- [Requirements] The answer is one number: how many lines in the data below hold "title".

(Items from a data source)
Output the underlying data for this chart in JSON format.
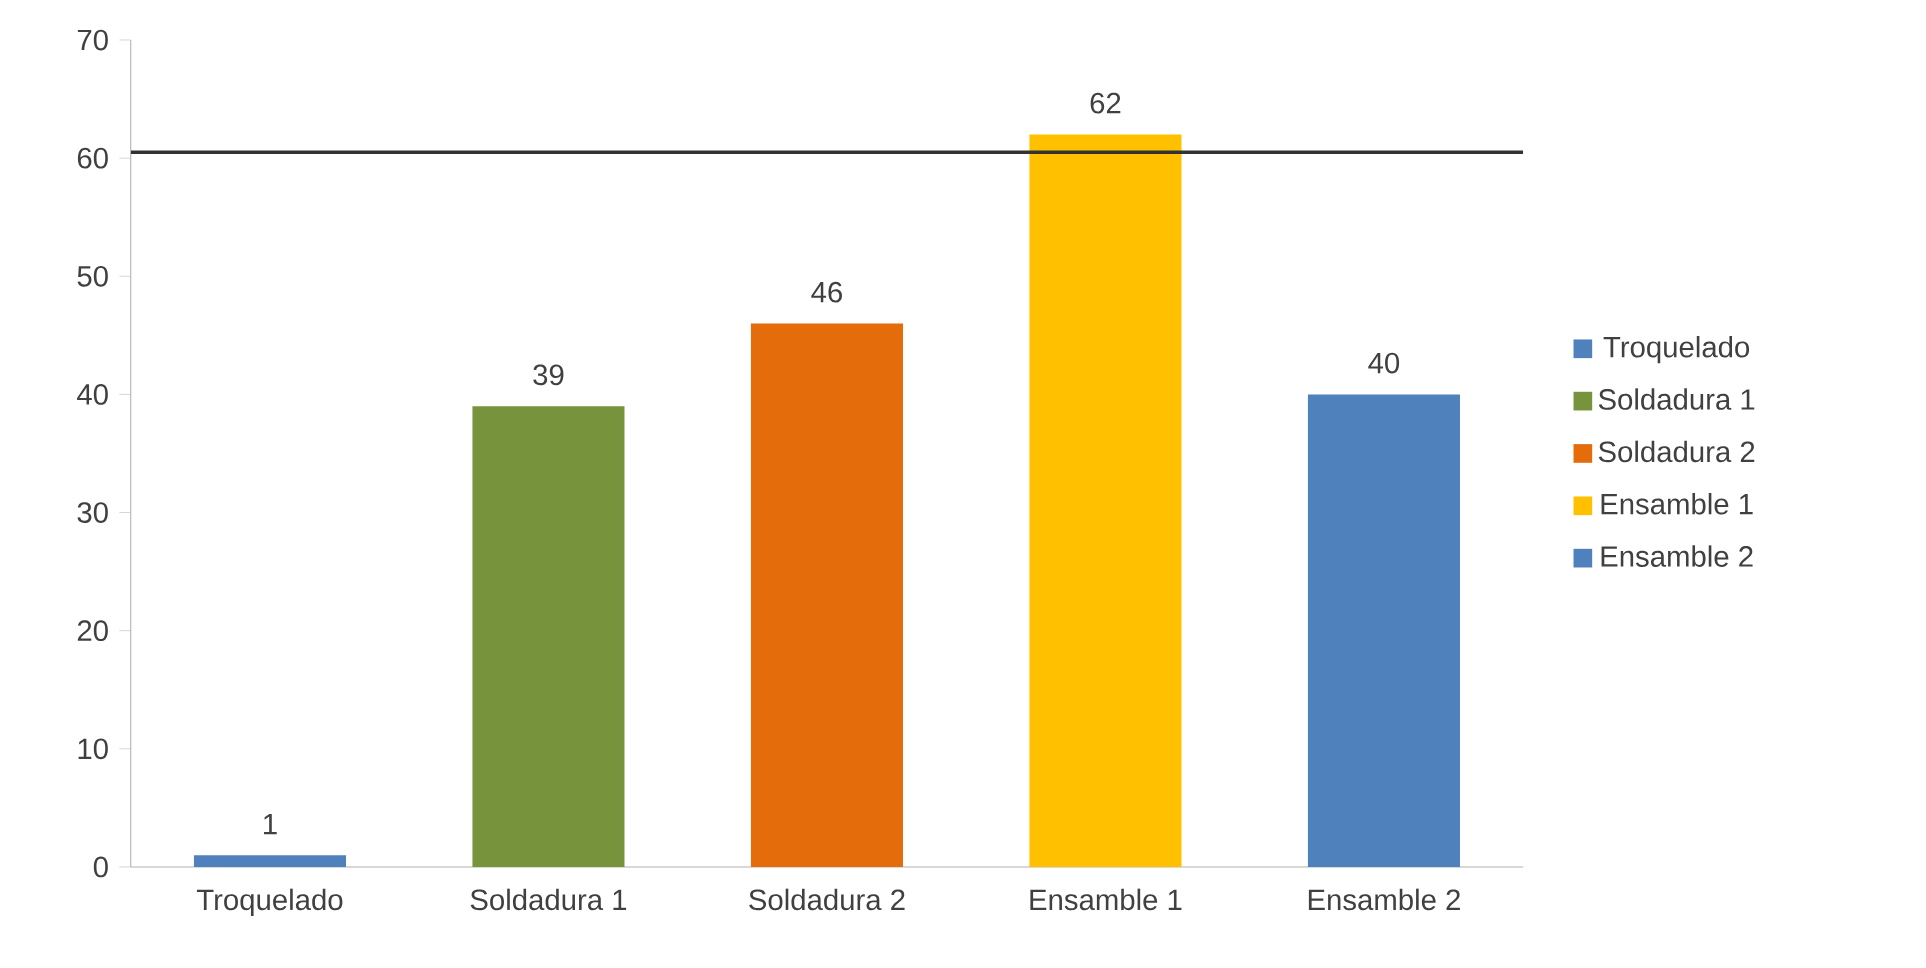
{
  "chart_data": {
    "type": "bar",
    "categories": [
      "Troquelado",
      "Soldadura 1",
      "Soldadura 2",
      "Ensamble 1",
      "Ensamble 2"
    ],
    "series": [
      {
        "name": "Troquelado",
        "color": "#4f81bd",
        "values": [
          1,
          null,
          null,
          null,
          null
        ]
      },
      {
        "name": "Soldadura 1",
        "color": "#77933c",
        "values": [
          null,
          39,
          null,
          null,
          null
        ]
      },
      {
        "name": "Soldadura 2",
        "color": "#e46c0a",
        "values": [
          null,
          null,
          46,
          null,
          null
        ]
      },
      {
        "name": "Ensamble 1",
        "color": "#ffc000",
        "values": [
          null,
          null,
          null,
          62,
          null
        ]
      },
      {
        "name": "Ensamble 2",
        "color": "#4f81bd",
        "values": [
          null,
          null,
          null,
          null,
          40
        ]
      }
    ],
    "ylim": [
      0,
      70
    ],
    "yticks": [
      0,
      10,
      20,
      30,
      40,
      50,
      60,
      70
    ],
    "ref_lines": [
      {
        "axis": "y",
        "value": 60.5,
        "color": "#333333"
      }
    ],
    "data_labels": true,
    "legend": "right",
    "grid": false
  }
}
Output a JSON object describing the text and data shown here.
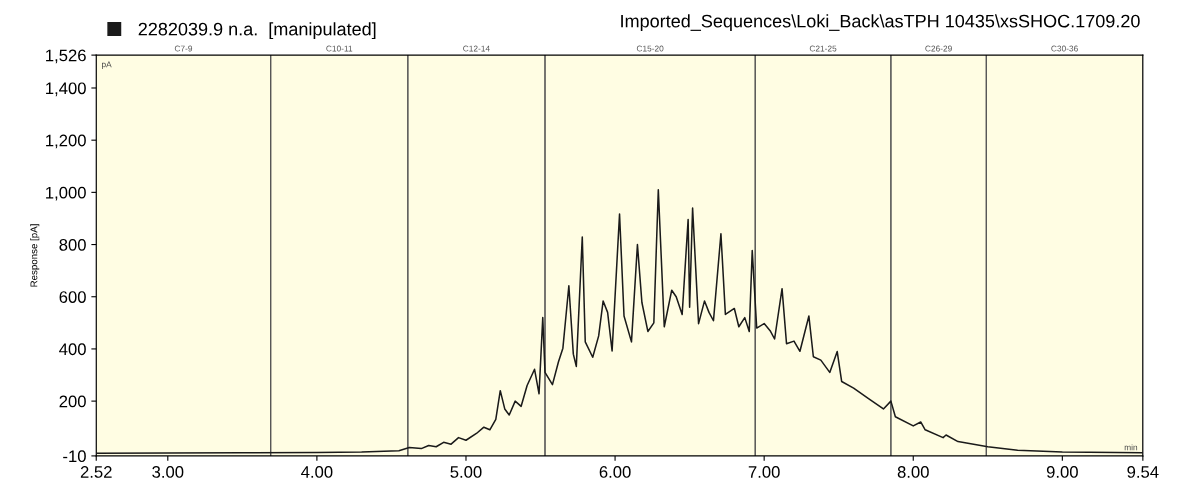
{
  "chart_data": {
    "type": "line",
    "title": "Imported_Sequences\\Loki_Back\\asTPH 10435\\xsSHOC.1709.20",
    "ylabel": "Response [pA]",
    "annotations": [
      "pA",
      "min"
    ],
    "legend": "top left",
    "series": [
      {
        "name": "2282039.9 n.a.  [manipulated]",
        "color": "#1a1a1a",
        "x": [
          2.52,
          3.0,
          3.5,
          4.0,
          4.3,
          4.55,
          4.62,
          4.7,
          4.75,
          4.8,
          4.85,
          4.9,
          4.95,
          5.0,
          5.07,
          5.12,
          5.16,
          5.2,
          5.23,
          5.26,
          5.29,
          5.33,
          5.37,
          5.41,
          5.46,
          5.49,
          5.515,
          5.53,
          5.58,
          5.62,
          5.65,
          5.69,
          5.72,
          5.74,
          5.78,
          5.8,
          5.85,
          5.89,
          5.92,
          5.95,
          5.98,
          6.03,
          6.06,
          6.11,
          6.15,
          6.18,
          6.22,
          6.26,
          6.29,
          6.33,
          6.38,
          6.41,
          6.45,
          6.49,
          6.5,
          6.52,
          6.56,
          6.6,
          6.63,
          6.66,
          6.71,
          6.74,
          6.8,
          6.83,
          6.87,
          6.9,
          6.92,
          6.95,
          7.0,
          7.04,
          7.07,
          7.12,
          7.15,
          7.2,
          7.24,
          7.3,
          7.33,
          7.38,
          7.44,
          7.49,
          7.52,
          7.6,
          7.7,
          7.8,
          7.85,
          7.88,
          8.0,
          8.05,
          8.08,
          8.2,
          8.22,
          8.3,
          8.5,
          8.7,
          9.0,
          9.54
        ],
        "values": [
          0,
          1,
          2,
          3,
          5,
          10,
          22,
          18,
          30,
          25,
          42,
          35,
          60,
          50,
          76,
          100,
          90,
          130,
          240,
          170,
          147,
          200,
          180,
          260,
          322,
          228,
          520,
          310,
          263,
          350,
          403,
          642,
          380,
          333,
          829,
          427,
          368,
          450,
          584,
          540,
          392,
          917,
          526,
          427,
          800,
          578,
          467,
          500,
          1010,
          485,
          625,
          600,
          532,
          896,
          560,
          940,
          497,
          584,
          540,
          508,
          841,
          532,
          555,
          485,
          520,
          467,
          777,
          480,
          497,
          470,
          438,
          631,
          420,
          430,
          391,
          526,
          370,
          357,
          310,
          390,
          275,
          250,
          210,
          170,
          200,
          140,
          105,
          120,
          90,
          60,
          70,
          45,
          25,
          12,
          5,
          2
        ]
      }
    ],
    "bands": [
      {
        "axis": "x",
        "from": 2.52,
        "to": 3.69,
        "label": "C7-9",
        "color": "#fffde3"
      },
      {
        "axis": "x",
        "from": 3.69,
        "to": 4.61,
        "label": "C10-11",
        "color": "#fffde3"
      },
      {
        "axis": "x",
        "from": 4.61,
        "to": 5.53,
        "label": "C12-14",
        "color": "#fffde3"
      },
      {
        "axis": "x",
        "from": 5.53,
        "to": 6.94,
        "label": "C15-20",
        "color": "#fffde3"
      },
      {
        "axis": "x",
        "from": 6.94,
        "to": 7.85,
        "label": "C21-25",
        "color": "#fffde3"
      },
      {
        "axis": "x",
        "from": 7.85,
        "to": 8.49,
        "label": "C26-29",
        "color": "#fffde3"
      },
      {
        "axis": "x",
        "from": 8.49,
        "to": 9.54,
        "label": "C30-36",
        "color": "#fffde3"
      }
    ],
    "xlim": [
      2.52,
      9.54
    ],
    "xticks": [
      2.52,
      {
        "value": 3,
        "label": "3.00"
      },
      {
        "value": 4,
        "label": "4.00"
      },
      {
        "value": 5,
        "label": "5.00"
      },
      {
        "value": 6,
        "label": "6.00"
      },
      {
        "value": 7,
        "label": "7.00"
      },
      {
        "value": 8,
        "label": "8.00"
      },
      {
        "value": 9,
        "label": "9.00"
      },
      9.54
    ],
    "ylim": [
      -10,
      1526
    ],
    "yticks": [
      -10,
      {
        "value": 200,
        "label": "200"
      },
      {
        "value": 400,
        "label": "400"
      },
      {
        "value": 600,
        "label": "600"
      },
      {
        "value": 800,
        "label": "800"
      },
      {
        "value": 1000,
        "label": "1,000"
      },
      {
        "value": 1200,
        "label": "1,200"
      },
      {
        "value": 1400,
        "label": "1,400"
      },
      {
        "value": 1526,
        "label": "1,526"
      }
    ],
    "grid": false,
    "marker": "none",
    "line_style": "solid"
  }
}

==

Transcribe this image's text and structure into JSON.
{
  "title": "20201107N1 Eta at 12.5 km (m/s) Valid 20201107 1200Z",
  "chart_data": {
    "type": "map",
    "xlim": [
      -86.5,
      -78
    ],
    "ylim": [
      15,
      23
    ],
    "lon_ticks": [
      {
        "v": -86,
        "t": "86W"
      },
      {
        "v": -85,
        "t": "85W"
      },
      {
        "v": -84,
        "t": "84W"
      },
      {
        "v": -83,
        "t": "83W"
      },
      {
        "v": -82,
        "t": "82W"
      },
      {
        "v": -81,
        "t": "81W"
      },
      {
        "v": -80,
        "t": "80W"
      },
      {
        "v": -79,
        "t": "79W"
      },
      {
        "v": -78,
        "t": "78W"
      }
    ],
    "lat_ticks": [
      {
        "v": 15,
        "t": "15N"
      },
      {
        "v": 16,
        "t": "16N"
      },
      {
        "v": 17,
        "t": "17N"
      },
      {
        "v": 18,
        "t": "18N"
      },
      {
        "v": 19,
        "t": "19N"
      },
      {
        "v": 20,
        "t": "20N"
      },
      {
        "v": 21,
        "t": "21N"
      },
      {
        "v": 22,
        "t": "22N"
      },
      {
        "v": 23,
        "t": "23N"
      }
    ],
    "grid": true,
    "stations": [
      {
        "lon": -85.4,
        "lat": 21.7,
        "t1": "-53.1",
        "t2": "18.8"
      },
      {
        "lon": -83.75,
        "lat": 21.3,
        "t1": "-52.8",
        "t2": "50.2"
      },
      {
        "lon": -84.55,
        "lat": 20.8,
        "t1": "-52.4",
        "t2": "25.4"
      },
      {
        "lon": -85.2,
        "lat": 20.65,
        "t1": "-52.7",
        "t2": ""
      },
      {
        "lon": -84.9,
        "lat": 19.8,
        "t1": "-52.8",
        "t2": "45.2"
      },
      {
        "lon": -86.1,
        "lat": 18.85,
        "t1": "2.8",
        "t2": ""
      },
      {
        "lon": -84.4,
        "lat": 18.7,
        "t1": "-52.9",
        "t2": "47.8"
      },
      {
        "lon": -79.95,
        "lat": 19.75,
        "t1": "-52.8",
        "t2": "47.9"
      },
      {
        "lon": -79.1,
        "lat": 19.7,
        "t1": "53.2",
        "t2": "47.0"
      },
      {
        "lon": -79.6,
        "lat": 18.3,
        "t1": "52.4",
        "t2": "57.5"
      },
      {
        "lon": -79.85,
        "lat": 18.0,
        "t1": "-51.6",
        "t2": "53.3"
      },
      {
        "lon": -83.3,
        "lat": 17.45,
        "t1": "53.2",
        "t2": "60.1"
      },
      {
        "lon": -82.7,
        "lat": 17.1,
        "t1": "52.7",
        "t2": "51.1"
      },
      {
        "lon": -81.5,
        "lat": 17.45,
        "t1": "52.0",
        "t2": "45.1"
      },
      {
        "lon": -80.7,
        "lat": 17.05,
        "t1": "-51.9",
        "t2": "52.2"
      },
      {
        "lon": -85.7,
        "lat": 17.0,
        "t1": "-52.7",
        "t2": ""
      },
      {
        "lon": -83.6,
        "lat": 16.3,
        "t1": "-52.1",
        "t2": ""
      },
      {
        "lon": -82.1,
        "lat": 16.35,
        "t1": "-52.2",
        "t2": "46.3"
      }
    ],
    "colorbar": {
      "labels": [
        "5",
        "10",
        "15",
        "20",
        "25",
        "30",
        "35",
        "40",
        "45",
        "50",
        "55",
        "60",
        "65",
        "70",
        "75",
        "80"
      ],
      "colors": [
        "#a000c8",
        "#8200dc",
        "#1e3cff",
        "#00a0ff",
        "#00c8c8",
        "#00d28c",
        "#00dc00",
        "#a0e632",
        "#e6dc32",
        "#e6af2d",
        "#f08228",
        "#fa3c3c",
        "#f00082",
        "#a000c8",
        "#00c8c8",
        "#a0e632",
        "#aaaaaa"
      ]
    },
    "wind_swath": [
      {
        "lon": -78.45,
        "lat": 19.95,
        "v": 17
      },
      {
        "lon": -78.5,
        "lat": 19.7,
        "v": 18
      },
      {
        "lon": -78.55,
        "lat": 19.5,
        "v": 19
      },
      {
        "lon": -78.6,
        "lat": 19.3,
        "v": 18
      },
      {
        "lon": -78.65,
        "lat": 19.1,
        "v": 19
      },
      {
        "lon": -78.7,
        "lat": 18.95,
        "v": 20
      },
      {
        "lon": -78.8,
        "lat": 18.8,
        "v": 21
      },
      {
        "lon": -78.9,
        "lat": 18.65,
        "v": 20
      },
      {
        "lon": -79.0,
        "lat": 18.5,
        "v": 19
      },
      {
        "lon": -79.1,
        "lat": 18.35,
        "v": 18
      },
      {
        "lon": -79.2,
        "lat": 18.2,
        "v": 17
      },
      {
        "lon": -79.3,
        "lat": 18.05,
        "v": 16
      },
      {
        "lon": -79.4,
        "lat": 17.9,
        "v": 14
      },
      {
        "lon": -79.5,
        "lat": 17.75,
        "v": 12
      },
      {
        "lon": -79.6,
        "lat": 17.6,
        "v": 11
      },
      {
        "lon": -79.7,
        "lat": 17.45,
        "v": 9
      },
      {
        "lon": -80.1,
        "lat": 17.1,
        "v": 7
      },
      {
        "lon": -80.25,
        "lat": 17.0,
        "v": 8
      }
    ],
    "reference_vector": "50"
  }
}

- [Exercise output] 2